[EXERCISE INPUTS]
(begin)

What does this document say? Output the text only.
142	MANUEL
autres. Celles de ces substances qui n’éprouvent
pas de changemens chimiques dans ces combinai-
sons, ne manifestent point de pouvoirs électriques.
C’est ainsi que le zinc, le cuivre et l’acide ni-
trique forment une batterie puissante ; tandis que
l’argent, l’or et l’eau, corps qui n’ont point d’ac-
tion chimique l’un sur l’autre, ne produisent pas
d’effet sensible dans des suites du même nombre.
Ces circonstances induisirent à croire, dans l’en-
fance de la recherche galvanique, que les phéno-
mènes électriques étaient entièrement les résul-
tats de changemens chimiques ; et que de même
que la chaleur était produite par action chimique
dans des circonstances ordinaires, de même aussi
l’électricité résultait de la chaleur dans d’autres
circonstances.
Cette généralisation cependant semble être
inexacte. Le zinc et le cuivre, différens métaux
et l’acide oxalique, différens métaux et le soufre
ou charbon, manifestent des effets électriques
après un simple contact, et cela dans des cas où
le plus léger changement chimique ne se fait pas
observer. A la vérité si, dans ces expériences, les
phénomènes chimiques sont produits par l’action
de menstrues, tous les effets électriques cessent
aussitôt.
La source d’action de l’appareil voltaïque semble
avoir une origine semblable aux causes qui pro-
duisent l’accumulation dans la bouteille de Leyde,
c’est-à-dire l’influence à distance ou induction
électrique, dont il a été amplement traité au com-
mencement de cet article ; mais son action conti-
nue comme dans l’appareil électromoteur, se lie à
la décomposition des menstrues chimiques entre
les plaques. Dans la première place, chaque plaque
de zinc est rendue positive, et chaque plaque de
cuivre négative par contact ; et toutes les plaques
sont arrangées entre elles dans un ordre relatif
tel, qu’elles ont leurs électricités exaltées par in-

(end)

[STATED EXERCISE]
In the records above, locate every line with the string "acide" and copy it.

[FULL ANSWER]
C’est ainsi que le zinc, le cuivre et l’acide ni-
et l’acide oxalique, différens métaux et le soufre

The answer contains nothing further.